Records for this exercise:

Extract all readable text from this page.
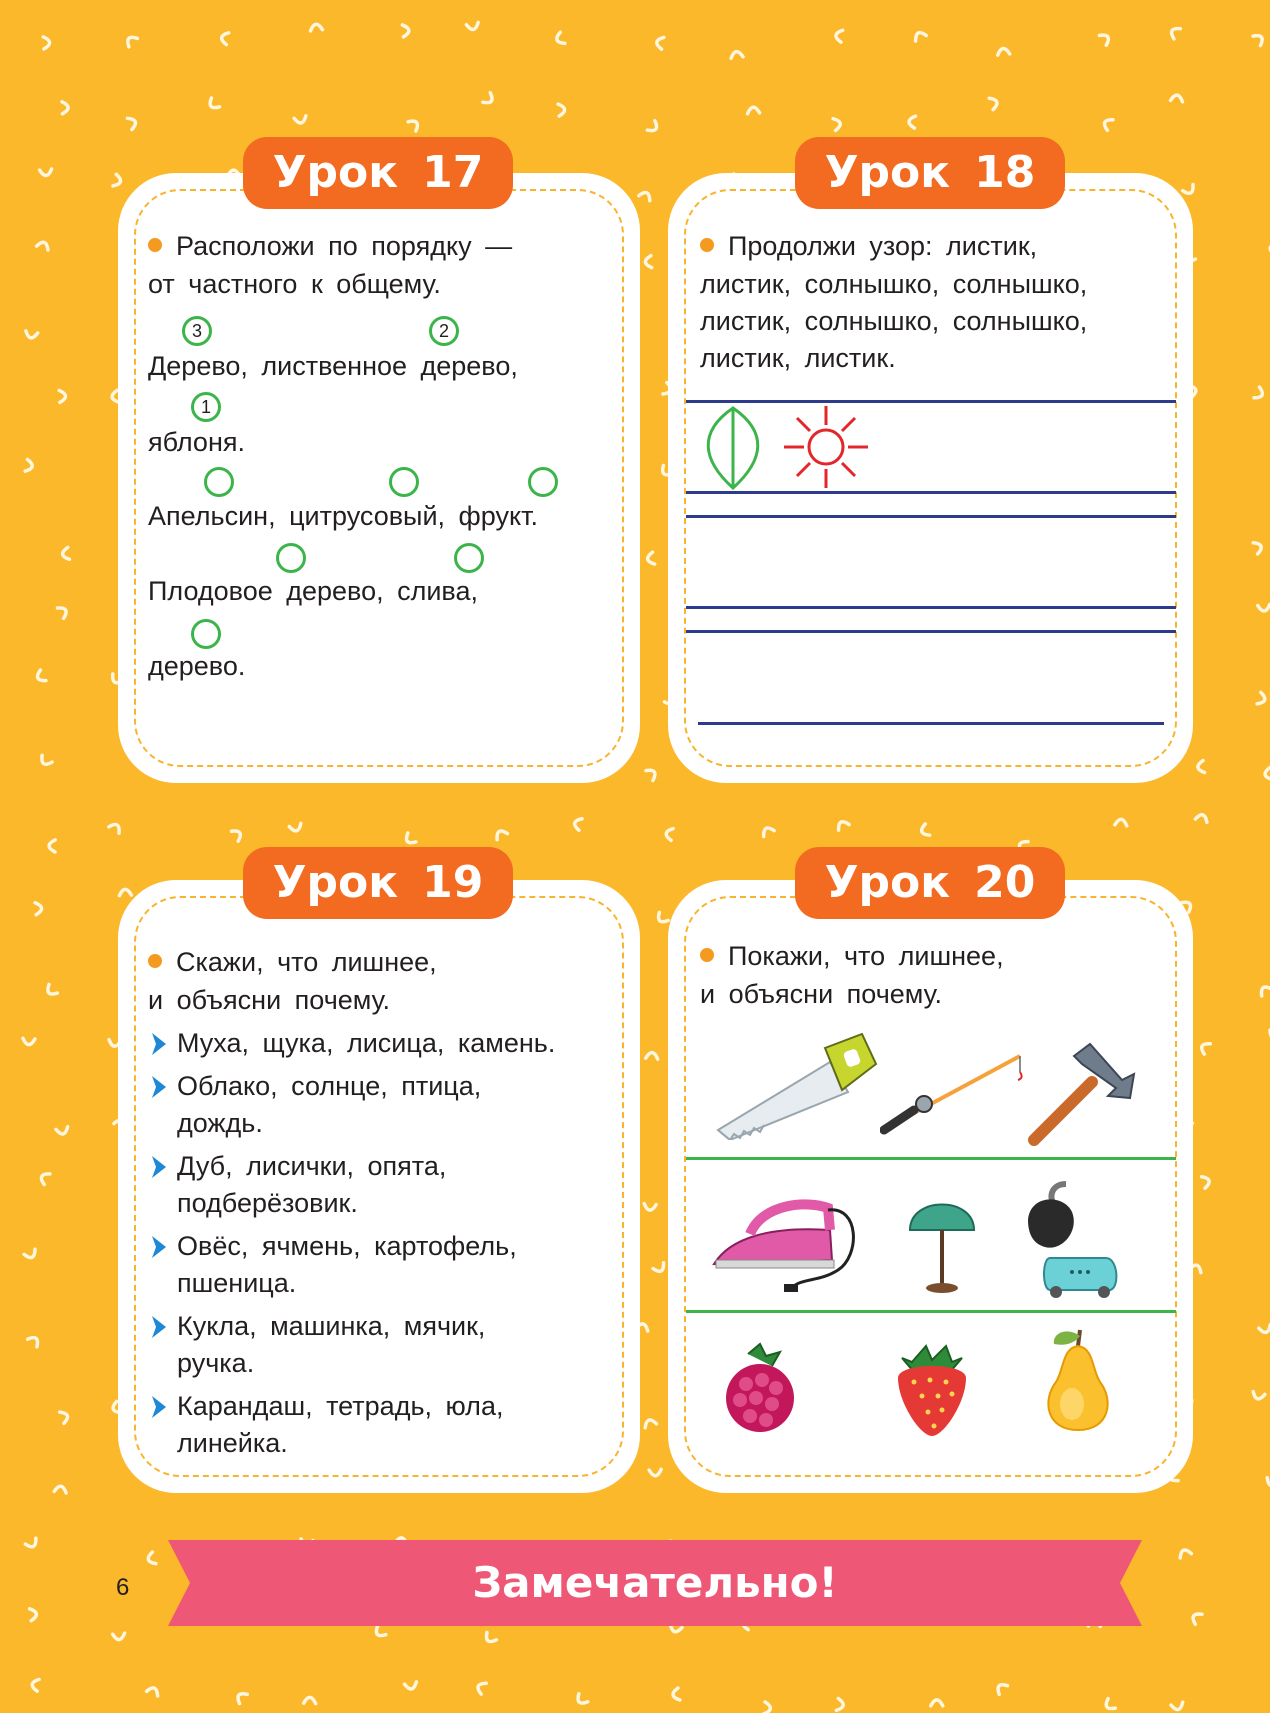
Урок 17
Расположи по порядку —
от частного к общему.
3	2
Дерево, лиственное дерево,
1
яблоня.
Апельсин, цитрусовый, фрукт.
Плодовое дерево, слива,
дерево.
Урок 18
Продолжи узор: листик,
листик, солнышко, солнышко,
листик, солнышко, солнышко,
листик, листик.
Урок 19
Скажи, что лишнее,
и объясни почему.
Муха, щука, лисица, камень.
Облако, солнце, птица,
дождь.
Дуб, лисички, опята,
подберёзовик.
Овёс, ячмень, картофель,
пшеница.
Кукла, машинка, мячик,
ручка.
Карандаш, тетрадь, юла,
линейка.
Урок 20
Покажи, что лишнее,
и объясни почему.
Замечательно!
6
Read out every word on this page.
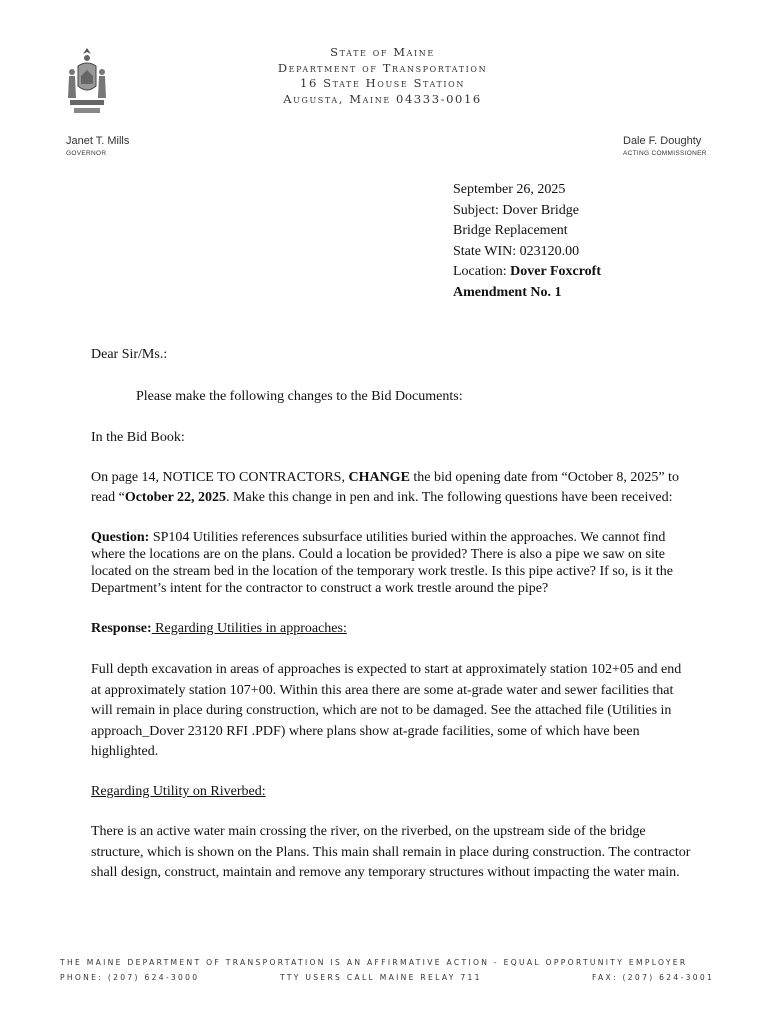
State of Maine
Department of Transportation
16 State House Station
Augusta, Maine 04333-0016
Janet T. Mills
GOVERNOR
Dale F. Doughty
ACTING COMMISSIONER
September 26, 2025
Subject: Dover Bridge
Bridge Replacement
State WIN: 023120.00
Location: Dover Foxcroft
Amendment No. 1

Dear Sir/Ms.:

Please make the following changes to the Bid Documents:

In the Bid Book:

On page 14, NOTICE TO CONTRACTORS, CHANGE the bid opening date from “October 8, 2025” to read “October 22, 2025. Make this change in pen and ink. The following questions have been received:

Question: SP104 Utilities references subsurface utilities buried within the approaches. We cannot find where the locations are on the plans. Could a location be provided? There is also a pipe we saw on site located on the stream bed in the location of the temporary work trestle. Is this pipe active? If so, is it the Department’s intent for the contractor to construct a work trestle around the pipe?

Response: Regarding Utilities in approaches:

Full depth excavation in areas of approaches is expected to start at approximately station 102+05 and end at approximately station 107+00. Within this area there are some at-grade water and sewer facilities that will remain in place during construction, which are not to be damaged. See the attached file (Utilities in approach_Dover 23120 RFI .PDF) where plans show at-grade facilities, some of which have been highlighted.

Regarding Utility on Riverbed:

There is an active water main crossing the river, on the riverbed, on the upstream side of the bridge structure, which is shown on the Plans. This main shall remain in place during construction. The contractor shall design, construct, maintain and remove any temporary structures without impacting the water main.

THE MAINE DEPARTMENT OF TRANSPORTATION IS AN AFFIRMATIVE ACTION - EQUAL OPPORTUNITY EMPLOYER
PHONE: (207) 624-3000	TTY USERS CALL MAINE RELAY 711	FAX: (207) 624-3001
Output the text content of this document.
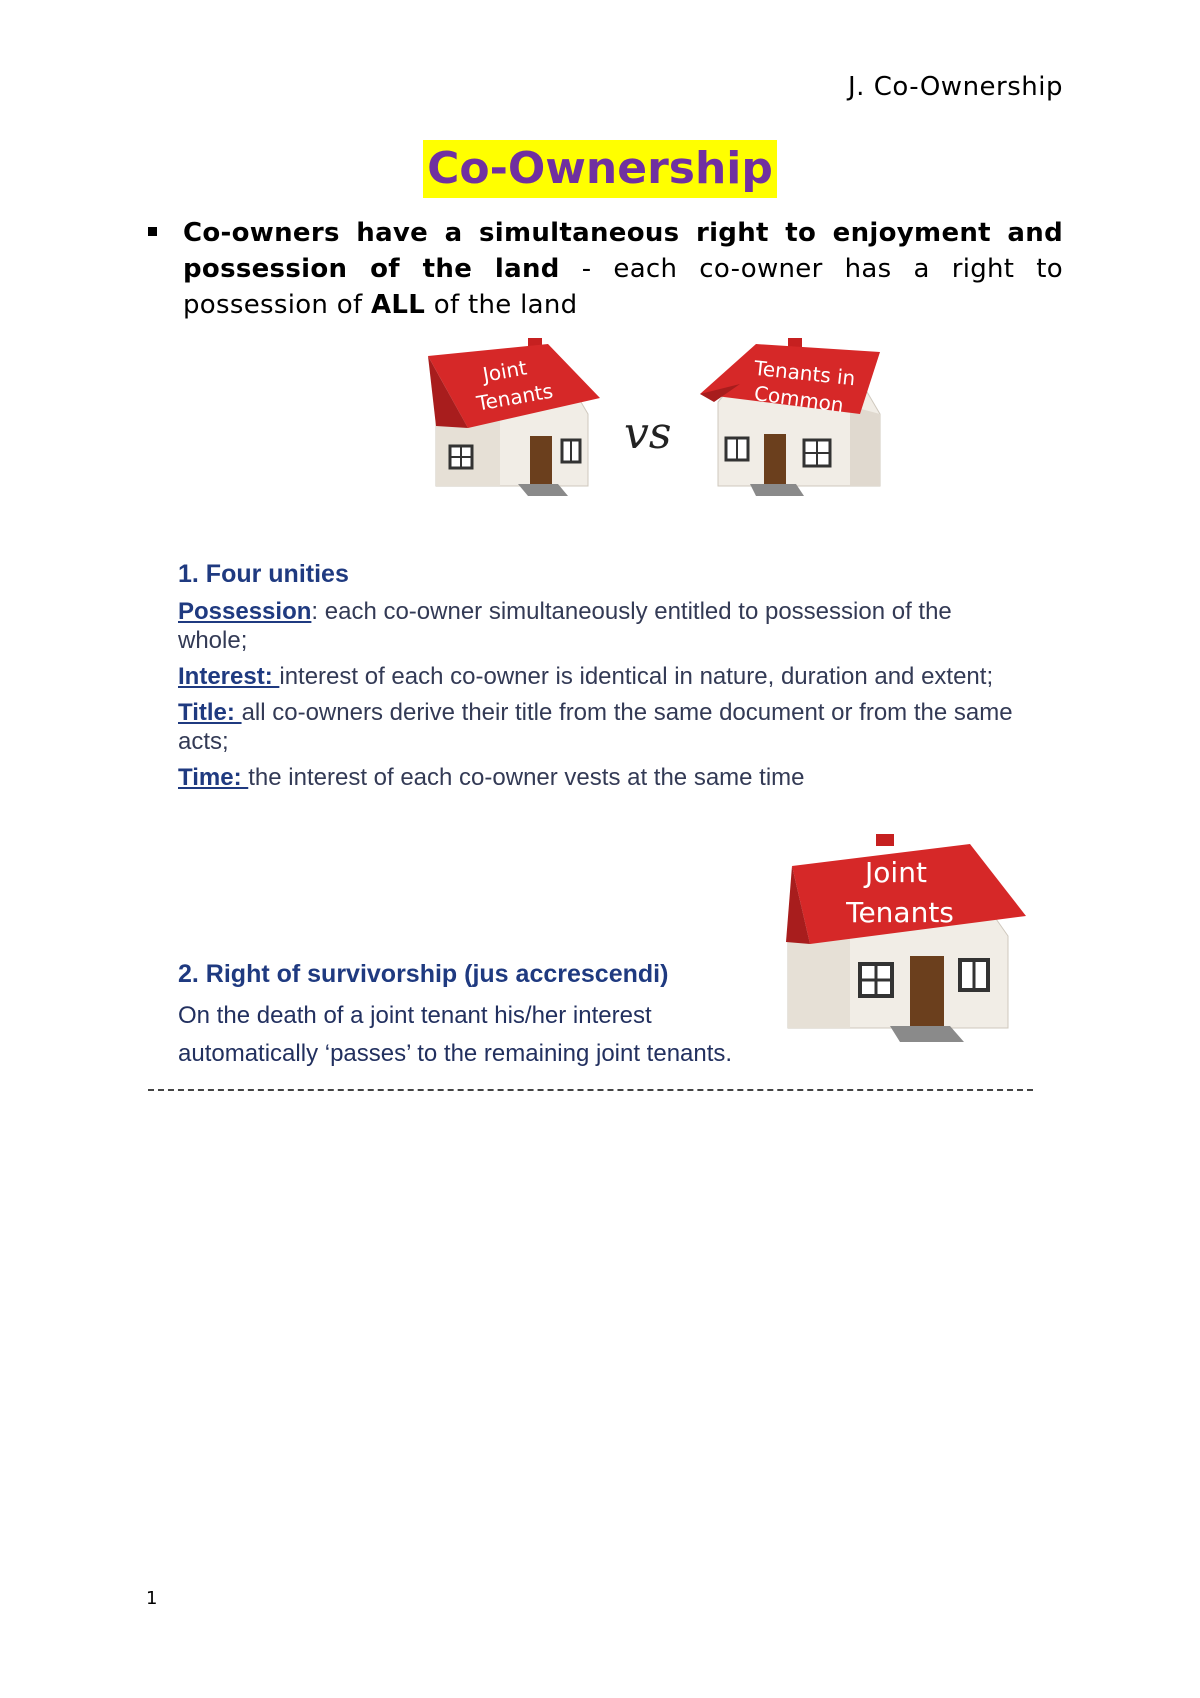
J. Co-Ownership
Co-Ownership
Co-owners have a simultaneous right to enjoyment and possession of the land - each co-owner has a right to possession of ALL of the land
Joint
Tenants
vs
Tenants in
Common
1. Four unities
Possession: each co-owner simultaneously entitled to possession of the whole;
Interest: interest of each co-owner is identical in nature, duration and extent;
Title: all co-owners derive their title from the same document or from the same acts;
Time: the interest of each co-owner vests at the same time
Joint
Tenants
2. Right of survivorship (jus accrescendi)
On the death of a joint tenant his/her interest
automatically ‘passes’ to the remaining joint tenants.
1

Aim: Restate each entry word for word, please, but drop any images it holds.

Task result:
Extract all readable text from this page.
Урок 17
Расположи по порядку —
от частного к общему.
3	2
Дерево, лиственное дерево,
1
яблоня.
Апельсин, цитрусовый, фрукт.
Плодовое дерево, слива,
дерево.
Урок 18
Продолжи узор: листик,
листик, солнышко, солнышко,
листик, солнышко, солнышко,
листик, листик.
Урок 19
Скажи, что лишнее,
и объясни почему.
Муха, щука, лисица, камень.
Облако, солнце, птица,
дождь.
Дуб, лисички, опята,
подберёзовик.
Овёс, ячмень, картофель,
пшеница.
Кукла, машинка, мячик,
ручка.
Карандаш, тетрадь, юла,
линейка.
Урок 20
Покажи, что лишнее,
и объясни почему.
Замечательно!
6
Read out every word on this page.
State of Maine
Department of Transportation
16 State House Station
Augusta, Maine 04333-0016
Janet T. Mills
GOVERNOR
Dale F. Doughty
ACTING COMMISSIONER
September 26, 2025
Subject: Dover Bridge
Bridge Replacement
State WIN: 023120.00
Location: Dover Foxcroft
Amendment No. 1

Dear Sir/Ms.:

Please make the following changes to the Bid Documents:

In the Bid Book:

On page 14, NOTICE TO CONTRACTORS, CHANGE the bid opening date from “October 8, 2025” to read “October 22, 2025. Make this change in pen and ink. The following questions have been received:

Question: SP104 Utilities references subsurface utilities buried within the approaches. We cannot find where the locations are on the plans. Could a location be provided? There is also a pipe we saw on site located on the stream bed in the location of the temporary work trestle. Is this pipe active? If so, is it the Department’s intent for the contractor to construct a work trestle around the pipe?

Response: Regarding Utilities in approaches:

Full depth excavation in areas of approaches is expected to start at approximately station 102+05 and end at approximately station 107+00. Within this area there are some at-grade water and sewer facilities that will remain in place during construction, which are not to be damaged. See the attached file (Utilities in approach_Dover 23120 RFI .PDF) where plans show at-grade facilities, some of which have been highlighted.

Regarding Utility on Riverbed:

There is an active water main crossing the river, on the riverbed, on the upstream side of the bridge structure, which is shown on the Plans. This main shall remain in place during construction. The contractor shall design, construct, maintain and remove any temporary structures without impacting the water main.

THE MAINE DEPARTMENT OF TRANSPORTATION IS AN AFFIRMATIVE ACTION - EQUAL OPPORTUNITY EMPLOYER
PHONE: (207) 624-3000	TTY USERS CALL MAINE RELAY 711	FAX: (207) 624-3001
Output the text content of this document.
J. Co-Ownership
Co-Ownership
Co-owners have a simultaneous right to enjoyment and possession of the land - each co-owner has a right to possession of ALL of the land
Joint
Tenants
vs
Tenants in
Common
1. Four unities
Possession: each co-owner simultaneously entitled to possession of the whole;
Interest: interest of each co-owner is identical in nature, duration and extent;
Title: all co-owners derive their title from the same document or from the same acts;
Time: the interest of each co-owner vests at the same time
Joint
Tenants
2. Right of survivorship (jus accrescendi)
On the death of a joint tenant his/her interest
automatically ‘passes’ to the remaining joint tenants.
1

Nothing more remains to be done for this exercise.